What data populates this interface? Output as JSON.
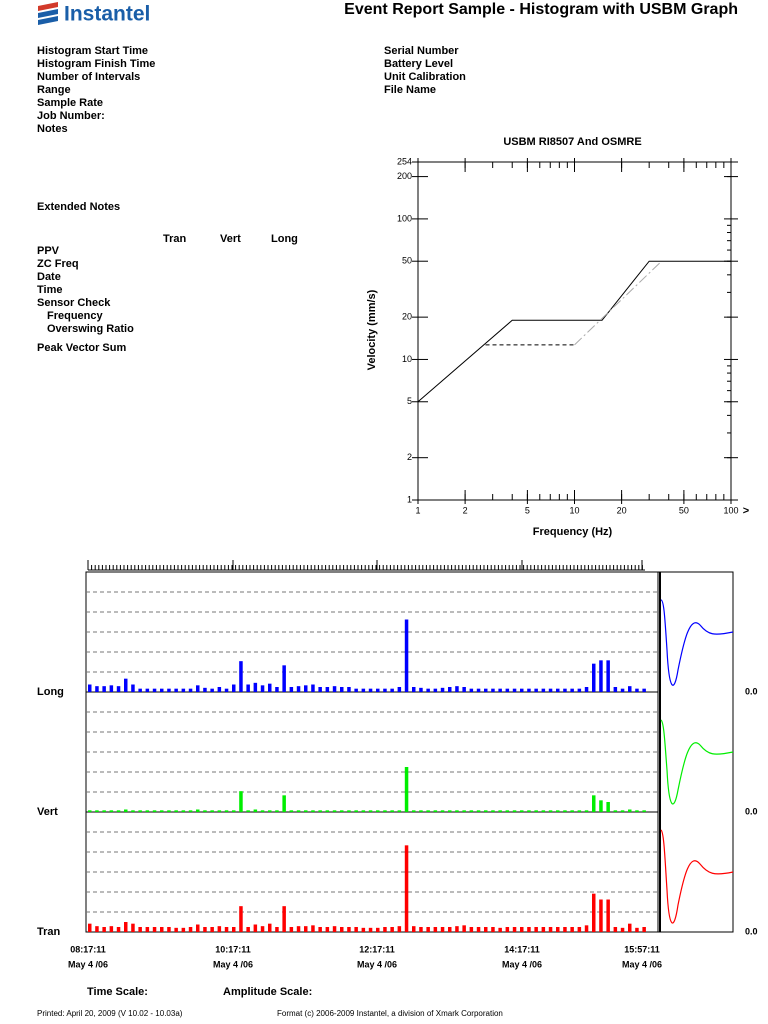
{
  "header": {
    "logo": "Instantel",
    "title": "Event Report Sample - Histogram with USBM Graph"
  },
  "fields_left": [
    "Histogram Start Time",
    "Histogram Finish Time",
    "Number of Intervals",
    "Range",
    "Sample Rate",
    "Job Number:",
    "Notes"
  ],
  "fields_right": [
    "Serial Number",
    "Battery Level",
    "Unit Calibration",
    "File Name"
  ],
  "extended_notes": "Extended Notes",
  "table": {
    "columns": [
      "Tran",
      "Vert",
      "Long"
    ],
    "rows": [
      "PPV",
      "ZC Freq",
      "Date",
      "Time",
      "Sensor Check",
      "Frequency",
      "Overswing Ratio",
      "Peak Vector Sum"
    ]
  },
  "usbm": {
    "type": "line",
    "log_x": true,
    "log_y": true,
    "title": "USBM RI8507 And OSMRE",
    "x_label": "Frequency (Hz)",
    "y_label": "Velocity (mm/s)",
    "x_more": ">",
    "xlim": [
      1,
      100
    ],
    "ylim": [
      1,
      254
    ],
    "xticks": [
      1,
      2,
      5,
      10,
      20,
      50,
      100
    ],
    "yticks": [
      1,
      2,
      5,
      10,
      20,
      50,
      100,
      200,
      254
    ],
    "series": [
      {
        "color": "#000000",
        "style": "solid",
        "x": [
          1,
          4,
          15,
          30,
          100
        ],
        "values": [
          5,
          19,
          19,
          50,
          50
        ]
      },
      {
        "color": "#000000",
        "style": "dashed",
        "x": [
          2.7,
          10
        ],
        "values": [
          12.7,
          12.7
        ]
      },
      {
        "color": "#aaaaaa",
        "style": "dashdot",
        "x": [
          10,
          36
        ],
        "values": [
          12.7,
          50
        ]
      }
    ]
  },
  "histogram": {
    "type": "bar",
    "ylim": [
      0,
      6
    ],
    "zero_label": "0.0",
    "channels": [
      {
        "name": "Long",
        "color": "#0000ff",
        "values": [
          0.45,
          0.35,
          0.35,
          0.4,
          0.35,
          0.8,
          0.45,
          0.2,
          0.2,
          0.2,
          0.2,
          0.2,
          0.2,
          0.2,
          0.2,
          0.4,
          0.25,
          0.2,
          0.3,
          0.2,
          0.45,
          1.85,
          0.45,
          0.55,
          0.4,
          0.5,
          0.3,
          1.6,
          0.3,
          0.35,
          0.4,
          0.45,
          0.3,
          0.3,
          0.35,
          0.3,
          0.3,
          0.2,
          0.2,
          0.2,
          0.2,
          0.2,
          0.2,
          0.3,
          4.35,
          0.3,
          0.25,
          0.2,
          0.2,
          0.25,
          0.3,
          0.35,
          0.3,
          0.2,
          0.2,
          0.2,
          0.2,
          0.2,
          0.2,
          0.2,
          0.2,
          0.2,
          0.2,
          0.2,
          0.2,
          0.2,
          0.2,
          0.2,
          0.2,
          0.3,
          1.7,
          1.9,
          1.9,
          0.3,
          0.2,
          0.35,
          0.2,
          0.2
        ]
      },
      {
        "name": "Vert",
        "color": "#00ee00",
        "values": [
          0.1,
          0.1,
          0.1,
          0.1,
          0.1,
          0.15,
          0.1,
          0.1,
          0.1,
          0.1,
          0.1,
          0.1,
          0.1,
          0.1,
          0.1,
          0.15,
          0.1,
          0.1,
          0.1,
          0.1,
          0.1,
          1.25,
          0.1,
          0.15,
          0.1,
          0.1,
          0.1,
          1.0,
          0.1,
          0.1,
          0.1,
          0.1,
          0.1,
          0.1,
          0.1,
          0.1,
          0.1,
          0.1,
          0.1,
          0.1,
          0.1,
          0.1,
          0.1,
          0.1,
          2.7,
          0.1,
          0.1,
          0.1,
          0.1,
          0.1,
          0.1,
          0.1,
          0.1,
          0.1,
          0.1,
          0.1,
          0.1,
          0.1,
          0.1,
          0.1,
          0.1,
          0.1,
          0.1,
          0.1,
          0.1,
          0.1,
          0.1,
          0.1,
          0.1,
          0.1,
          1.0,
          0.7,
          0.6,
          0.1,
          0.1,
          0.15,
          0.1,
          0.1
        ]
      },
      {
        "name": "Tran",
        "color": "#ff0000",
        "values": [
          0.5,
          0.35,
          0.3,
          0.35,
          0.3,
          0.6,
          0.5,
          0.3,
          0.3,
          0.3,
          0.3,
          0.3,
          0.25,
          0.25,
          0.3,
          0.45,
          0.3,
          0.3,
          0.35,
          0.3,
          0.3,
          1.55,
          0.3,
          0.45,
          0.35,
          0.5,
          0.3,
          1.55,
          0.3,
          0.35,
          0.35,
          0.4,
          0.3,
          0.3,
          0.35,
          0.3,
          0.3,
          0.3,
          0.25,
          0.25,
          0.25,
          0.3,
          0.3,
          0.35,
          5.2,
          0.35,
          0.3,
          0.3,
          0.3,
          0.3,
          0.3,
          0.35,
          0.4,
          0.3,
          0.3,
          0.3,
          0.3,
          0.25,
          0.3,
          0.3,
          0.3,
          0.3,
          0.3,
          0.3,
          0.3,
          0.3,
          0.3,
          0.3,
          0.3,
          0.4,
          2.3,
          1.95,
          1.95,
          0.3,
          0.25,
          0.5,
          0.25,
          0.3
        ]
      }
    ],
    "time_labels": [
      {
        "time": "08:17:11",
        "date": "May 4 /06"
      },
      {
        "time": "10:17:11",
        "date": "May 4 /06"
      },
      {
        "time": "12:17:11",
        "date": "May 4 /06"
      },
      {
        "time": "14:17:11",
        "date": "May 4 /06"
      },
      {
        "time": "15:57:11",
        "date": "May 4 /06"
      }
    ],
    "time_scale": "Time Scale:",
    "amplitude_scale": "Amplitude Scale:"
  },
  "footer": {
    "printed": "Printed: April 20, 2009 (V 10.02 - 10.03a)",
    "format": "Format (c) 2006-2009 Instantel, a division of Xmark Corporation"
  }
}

REQUIREMENT: Leaving aside the images, write out the entries above word for word.

SOLUTION:
What data populates this interface? Output as JSON.
{
  "header": {
    "logo": "Instantel",
    "title": "Event Report Sample - Histogram with USBM Graph"
  },
  "fields_left": [
    "Histogram Start Time",
    "Histogram Finish Time",
    "Number of Intervals",
    "Range",
    "Sample Rate",
    "Job Number:",
    "Notes"
  ],
  "fields_right": [
    "Serial Number",
    "Battery Level",
    "Unit Calibration",
    "File Name"
  ],
  "extended_notes": "Extended Notes",
  "table": {
    "columns": [
      "Tran",
      "Vert",
      "Long"
    ],
    "rows": [
      "PPV",
      "ZC Freq",
      "Date",
      "Time",
      "Sensor Check",
      "Frequency",
      "Overswing Ratio",
      "Peak Vector Sum"
    ]
  },
  "usbm": {
    "type": "line",
    "log_x": true,
    "log_y": true,
    "title": "USBM RI8507 And OSMRE",
    "x_label": "Frequency (Hz)",
    "y_label": "Velocity (mm/s)",
    "x_more": ">",
    "xlim": [
      1,
      100
    ],
    "ylim": [
      1,
      254
    ],
    "xticks": [
      1,
      2,
      5,
      10,
      20,
      50,
      100
    ],
    "yticks": [
      1,
      2,
      5,
      10,
      20,
      50,
      100,
      200,
      254
    ],
    "series": [
      {
        "color": "#000000",
        "style": "solid",
        "x": [
          1,
          4,
          15,
          30,
          100
        ],
        "values": [
          5,
          19,
          19,
          50,
          50
        ]
      },
      {
        "color": "#000000",
        "style": "dashed",
        "x": [
          2.7,
          10
        ],
        "values": [
          12.7,
          12.7
        ]
      },
      {
        "color": "#aaaaaa",
        "style": "dashdot",
        "x": [
          10,
          36
        ],
        "values": [
          12.7,
          50
        ]
      }
    ]
  },
  "histogram": {
    "type": "bar",
    "ylim": [
      0,
      6
    ],
    "zero_label": "0.0",
    "channels": [
      {
        "name": "Long",
        "color": "#0000ff",
        "values": [
          0.45,
          0.35,
          0.35,
          0.4,
          0.35,
          0.8,
          0.45,
          0.2,
          0.2,
          0.2,
          0.2,
          0.2,
          0.2,
          0.2,
          0.2,
          0.4,
          0.25,
          0.2,
          0.3,
          0.2,
          0.45,
          1.85,
          0.45,
          0.55,
          0.4,
          0.5,
          0.3,
          1.6,
          0.3,
          0.35,
          0.4,
          0.45,
          0.3,
          0.3,
          0.35,
          0.3,
          0.3,
          0.2,
          0.2,
          0.2,
          0.2,
          0.2,
          0.2,
          0.3,
          4.35,
          0.3,
          0.25,
          0.2,
          0.2,
          0.25,
          0.3,
          0.35,
          0.3,
          0.2,
          0.2,
          0.2,
          0.2,
          0.2,
          0.2,
          0.2,
          0.2,
          0.2,
          0.2,
          0.2,
          0.2,
          0.2,
          0.2,
          0.2,
          0.2,
          0.3,
          1.7,
          1.9,
          1.9,
          0.3,
          0.2,
          0.35,
          0.2,
          0.2
        ]
      },
      {
        "name": "Vert",
        "color": "#00ee00",
        "values": [
          0.1,
          0.1,
          0.1,
          0.1,
          0.1,
          0.15,
          0.1,
          0.1,
          0.1,
          0.1,
          0.1,
          0.1,
          0.1,
          0.1,
          0.1,
          0.15,
          0.1,
          0.1,
          0.1,
          0.1,
          0.1,
          1.25,
          0.1,
          0.15,
          0.1,
          0.1,
          0.1,
          1.0,
          0.1,
          0.1,
          0.1,
          0.1,
          0.1,
          0.1,
          0.1,
          0.1,
          0.1,
          0.1,
          0.1,
          0.1,
          0.1,
          0.1,
          0.1,
          0.1,
          2.7,
          0.1,
          0.1,
          0.1,
          0.1,
          0.1,
          0.1,
          0.1,
          0.1,
          0.1,
          0.1,
          0.1,
          0.1,
          0.1,
          0.1,
          0.1,
          0.1,
          0.1,
          0.1,
          0.1,
          0.1,
          0.1,
          0.1,
          0.1,
          0.1,
          0.1,
          1.0,
          0.7,
          0.6,
          0.1,
          0.1,
          0.15,
          0.1,
          0.1
        ]
      },
      {
        "name": "Tran",
        "color": "#ff0000",
        "values": [
          0.5,
          0.35,
          0.3,
          0.35,
          0.3,
          0.6,
          0.5,
          0.3,
          0.3,
          0.3,
          0.3,
          0.3,
          0.25,
          0.25,
          0.3,
          0.45,
          0.3,
          0.3,
          0.35,
          0.3,
          0.3,
          1.55,
          0.3,
          0.45,
          0.35,
          0.5,
          0.3,
          1.55,
          0.3,
          0.35,
          0.35,
          0.4,
          0.3,
          0.3,
          0.35,
          0.3,
          0.3,
          0.3,
          0.25,
          0.25,
          0.25,
          0.3,
          0.3,
          0.35,
          5.2,
          0.35,
          0.3,
          0.3,
          0.3,
          0.3,
          0.3,
          0.35,
          0.4,
          0.3,
          0.3,
          0.3,
          0.3,
          0.25,
          0.3,
          0.3,
          0.3,
          0.3,
          0.3,
          0.3,
          0.3,
          0.3,
          0.3,
          0.3,
          0.3,
          0.4,
          2.3,
          1.95,
          1.95,
          0.3,
          0.25,
          0.5,
          0.25,
          0.3
        ]
      }
    ],
    "time_labels": [
      {
        "time": "08:17:11",
        "date": "May 4 /06"
      },
      {
        "time": "10:17:11",
        "date": "May 4 /06"
      },
      {
        "time": "12:17:11",
        "date": "May 4 /06"
      },
      {
        "time": "14:17:11",
        "date": "May 4 /06"
      },
      {
        "time": "15:57:11",
        "date": "May 4 /06"
      }
    ],
    "time_scale": "Time Scale:",
    "amplitude_scale": "Amplitude Scale:"
  },
  "footer": {
    "printed": "Printed: April 20, 2009 (V 10.02 - 10.03a)",
    "format": "Format (c) 2006-2009 Instantel, a division of Xmark Corporation"
  }
}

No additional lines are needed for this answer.